Rows from a figure dataset
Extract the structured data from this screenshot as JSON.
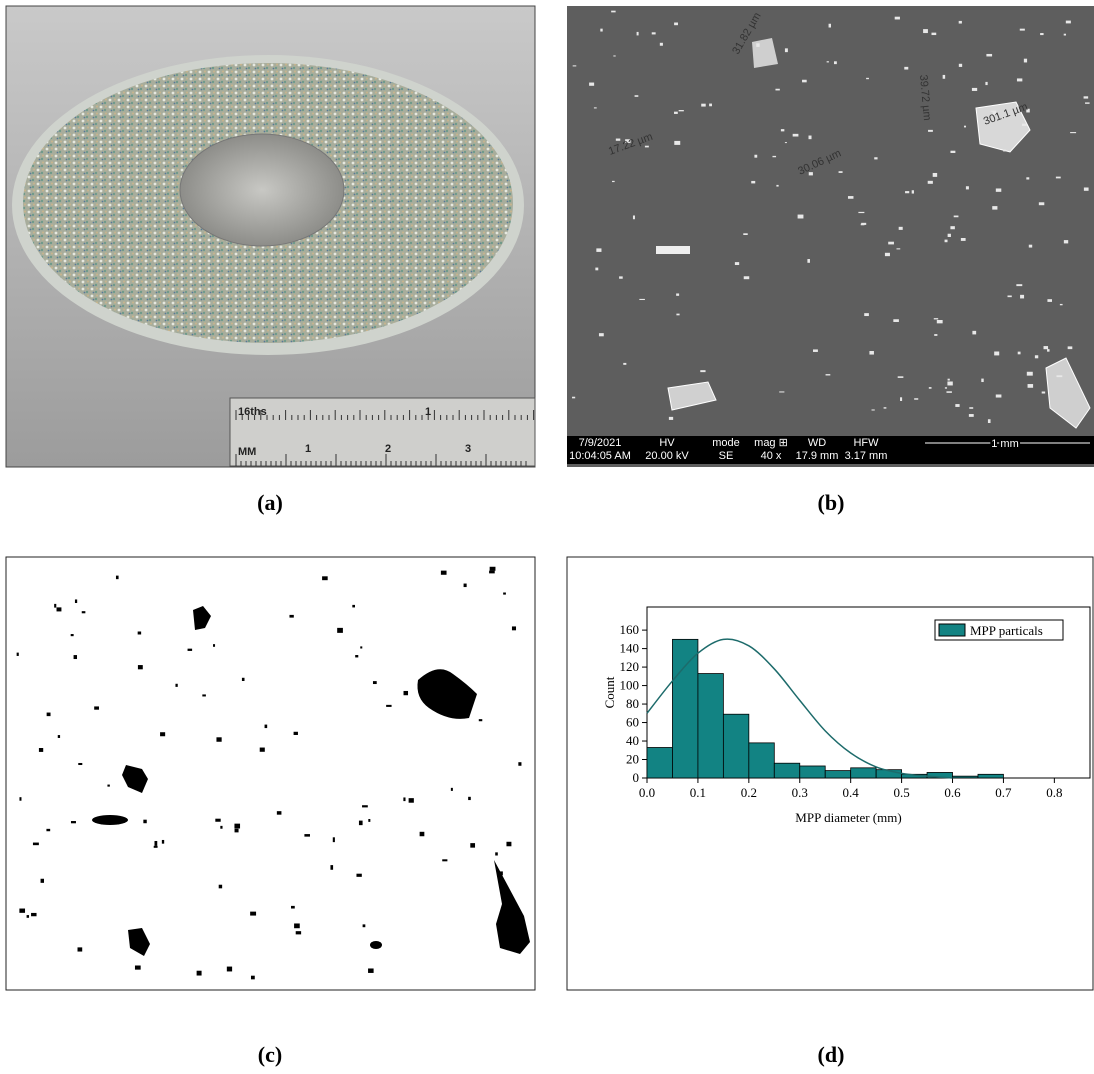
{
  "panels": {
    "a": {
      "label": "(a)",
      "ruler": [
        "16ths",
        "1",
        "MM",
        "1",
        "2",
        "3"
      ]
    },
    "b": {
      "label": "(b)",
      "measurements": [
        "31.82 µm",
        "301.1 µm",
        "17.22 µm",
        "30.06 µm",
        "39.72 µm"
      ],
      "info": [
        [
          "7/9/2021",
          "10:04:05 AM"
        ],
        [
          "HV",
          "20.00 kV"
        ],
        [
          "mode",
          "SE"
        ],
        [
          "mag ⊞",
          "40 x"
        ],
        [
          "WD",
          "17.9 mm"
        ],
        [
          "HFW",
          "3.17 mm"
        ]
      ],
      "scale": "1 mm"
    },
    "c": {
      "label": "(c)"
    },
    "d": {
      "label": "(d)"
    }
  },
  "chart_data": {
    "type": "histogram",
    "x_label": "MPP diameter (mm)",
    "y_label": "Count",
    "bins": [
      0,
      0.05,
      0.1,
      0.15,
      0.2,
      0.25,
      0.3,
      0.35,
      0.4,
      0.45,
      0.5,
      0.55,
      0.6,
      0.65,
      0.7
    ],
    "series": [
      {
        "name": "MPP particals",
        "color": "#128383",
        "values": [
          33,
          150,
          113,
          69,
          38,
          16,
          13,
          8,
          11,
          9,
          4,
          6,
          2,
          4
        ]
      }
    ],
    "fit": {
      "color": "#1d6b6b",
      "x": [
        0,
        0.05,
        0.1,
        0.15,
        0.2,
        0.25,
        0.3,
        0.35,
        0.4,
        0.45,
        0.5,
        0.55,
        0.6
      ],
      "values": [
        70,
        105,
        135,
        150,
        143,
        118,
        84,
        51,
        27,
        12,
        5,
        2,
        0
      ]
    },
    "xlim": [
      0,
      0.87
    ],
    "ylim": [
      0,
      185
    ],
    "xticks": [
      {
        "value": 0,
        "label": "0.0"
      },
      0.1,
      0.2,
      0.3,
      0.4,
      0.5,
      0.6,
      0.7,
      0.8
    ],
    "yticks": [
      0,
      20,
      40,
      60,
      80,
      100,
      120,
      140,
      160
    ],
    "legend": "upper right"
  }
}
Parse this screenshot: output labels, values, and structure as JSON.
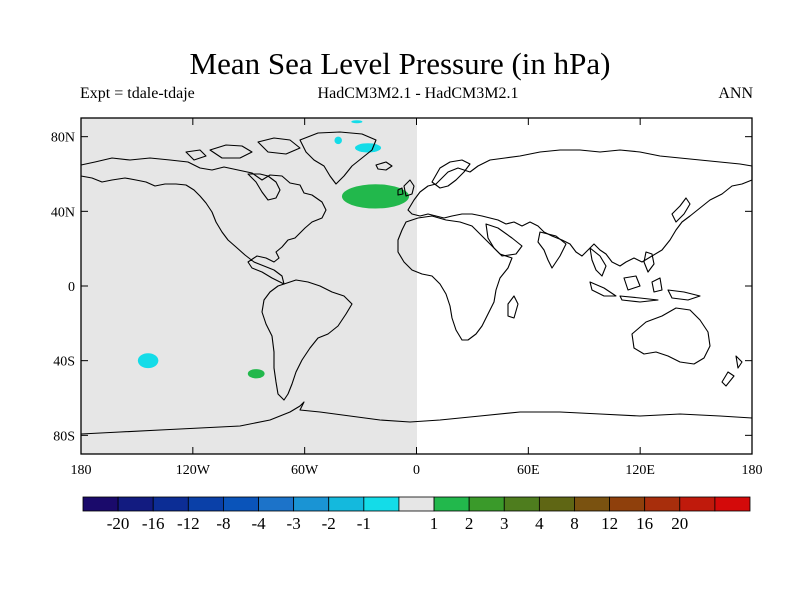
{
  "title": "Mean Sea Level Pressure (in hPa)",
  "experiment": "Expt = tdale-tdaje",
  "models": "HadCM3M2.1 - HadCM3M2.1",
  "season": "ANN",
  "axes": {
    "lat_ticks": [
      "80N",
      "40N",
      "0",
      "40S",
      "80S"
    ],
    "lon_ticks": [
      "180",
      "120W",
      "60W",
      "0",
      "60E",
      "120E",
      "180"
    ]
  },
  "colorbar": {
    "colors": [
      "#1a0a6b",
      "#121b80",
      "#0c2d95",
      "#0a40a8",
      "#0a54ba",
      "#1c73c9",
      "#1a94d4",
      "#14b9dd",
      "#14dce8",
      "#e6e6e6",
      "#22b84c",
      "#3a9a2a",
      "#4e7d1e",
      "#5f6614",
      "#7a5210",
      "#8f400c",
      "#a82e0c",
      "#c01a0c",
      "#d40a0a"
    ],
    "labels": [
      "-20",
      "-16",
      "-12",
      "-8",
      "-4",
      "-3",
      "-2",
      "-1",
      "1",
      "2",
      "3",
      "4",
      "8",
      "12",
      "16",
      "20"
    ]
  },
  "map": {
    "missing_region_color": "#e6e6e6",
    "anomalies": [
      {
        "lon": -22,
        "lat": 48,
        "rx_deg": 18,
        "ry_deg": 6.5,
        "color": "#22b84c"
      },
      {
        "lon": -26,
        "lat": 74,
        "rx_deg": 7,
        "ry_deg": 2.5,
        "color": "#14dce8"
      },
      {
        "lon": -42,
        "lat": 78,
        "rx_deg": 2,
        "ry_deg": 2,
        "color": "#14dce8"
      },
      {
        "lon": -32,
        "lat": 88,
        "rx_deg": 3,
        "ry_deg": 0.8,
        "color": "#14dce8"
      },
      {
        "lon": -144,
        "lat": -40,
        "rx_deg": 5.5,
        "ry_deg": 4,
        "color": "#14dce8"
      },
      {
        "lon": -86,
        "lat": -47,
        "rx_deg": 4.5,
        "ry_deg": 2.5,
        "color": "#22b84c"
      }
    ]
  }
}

## Stated goal
Reproduce the listing above exactly, excluding all pictures.

## Solution to this problem
Extract the structured data from this screenshot as JSON.
{
  "panels": {
    "a": {
      "label": "(a)",
      "ruler": [
        "16ths",
        "1",
        "MM",
        "1",
        "2",
        "3"
      ]
    },
    "b": {
      "label": "(b)",
      "measurements": [
        "31.82 µm",
        "301.1 µm",
        "17.22 µm",
        "30.06 µm",
        "39.72 µm"
      ],
      "info": [
        [
          "7/9/2021",
          "10:04:05 AM"
        ],
        [
          "HV",
          "20.00 kV"
        ],
        [
          "mode",
          "SE"
        ],
        [
          "mag ⊞",
          "40 x"
        ],
        [
          "WD",
          "17.9 mm"
        ],
        [
          "HFW",
          "3.17 mm"
        ]
      ],
      "scale": "1 mm"
    },
    "c": {
      "label": "(c)"
    },
    "d": {
      "label": "(d)"
    }
  },
  "chart_data": {
    "type": "histogram",
    "x_label": "MPP diameter (mm)",
    "y_label": "Count",
    "bins": [
      0,
      0.05,
      0.1,
      0.15,
      0.2,
      0.25,
      0.3,
      0.35,
      0.4,
      0.45,
      0.5,
      0.55,
      0.6,
      0.65,
      0.7
    ],
    "series": [
      {
        "name": "MPP particals",
        "color": "#128383",
        "values": [
          33,
          150,
          113,
          69,
          38,
          16,
          13,
          8,
          11,
          9,
          4,
          6,
          2,
          4
        ]
      }
    ],
    "fit": {
      "color": "#1d6b6b",
      "x": [
        0,
        0.05,
        0.1,
        0.15,
        0.2,
        0.25,
        0.3,
        0.35,
        0.4,
        0.45,
        0.5,
        0.55,
        0.6
      ],
      "values": [
        70,
        105,
        135,
        150,
        143,
        118,
        84,
        51,
        27,
        12,
        5,
        2,
        0
      ]
    },
    "xlim": [
      0,
      0.87
    ],
    "ylim": [
      0,
      185
    ],
    "xticks": [
      {
        "value": 0,
        "label": "0.0"
      },
      0.1,
      0.2,
      0.3,
      0.4,
      0.5,
      0.6,
      0.7,
      0.8
    ],
    "yticks": [
      0,
      20,
      40,
      60,
      80,
      100,
      120,
      140,
      160
    ],
    "legend": "upper right"
  }
}
Parse this screenshot: output labels, values, and structure as JSON.
{
  "title": "Mean Sea Level Pressure (in hPa)",
  "experiment": "Expt = tdale-tdaje",
  "models": "HadCM3M2.1 - HadCM3M2.1",
  "season": "ANN",
  "axes": {
    "lat_ticks": [
      "80N",
      "40N",
      "0",
      "40S",
      "80S"
    ],
    "lon_ticks": [
      "180",
      "120W",
      "60W",
      "0",
      "60E",
      "120E",
      "180"
    ]
  },
  "colorbar": {
    "colors": [
      "#1a0a6b",
      "#121b80",
      "#0c2d95",
      "#0a40a8",
      "#0a54ba",
      "#1c73c9",
      "#1a94d4",
      "#14b9dd",
      "#14dce8",
      "#e6e6e6",
      "#22b84c",
      "#3a9a2a",
      "#4e7d1e",
      "#5f6614",
      "#7a5210",
      "#8f400c",
      "#a82e0c",
      "#c01a0c",
      "#d40a0a"
    ],
    "labels": [
      "-20",
      "-16",
      "-12",
      "-8",
      "-4",
      "-3",
      "-2",
      "-1",
      "1",
      "2",
      "3",
      "4",
      "8",
      "12",
      "16",
      "20"
    ]
  },
  "map": {
    "missing_region_color": "#e6e6e6",
    "anomalies": [
      {
        "lon": -22,
        "lat": 48,
        "rx_deg": 18,
        "ry_deg": 6.5,
        "color": "#22b84c"
      },
      {
        "lon": -26,
        "lat": 74,
        "rx_deg": 7,
        "ry_deg": 2.5,
        "color": "#14dce8"
      },
      {
        "lon": -42,
        "lat": 78,
        "rx_deg": 2,
        "ry_deg": 2,
        "color": "#14dce8"
      },
      {
        "lon": -32,
        "lat": 88,
        "rx_deg": 3,
        "ry_deg": 0.8,
        "color": "#14dce8"
      },
      {
        "lon": -144,
        "lat": -40,
        "rx_deg": 5.5,
        "ry_deg": 4,
        "color": "#14dce8"
      },
      {
        "lon": -86,
        "lat": -47,
        "rx_deg": 4.5,
        "ry_deg": 2.5,
        "color": "#22b84c"
      }
    ]
  }
}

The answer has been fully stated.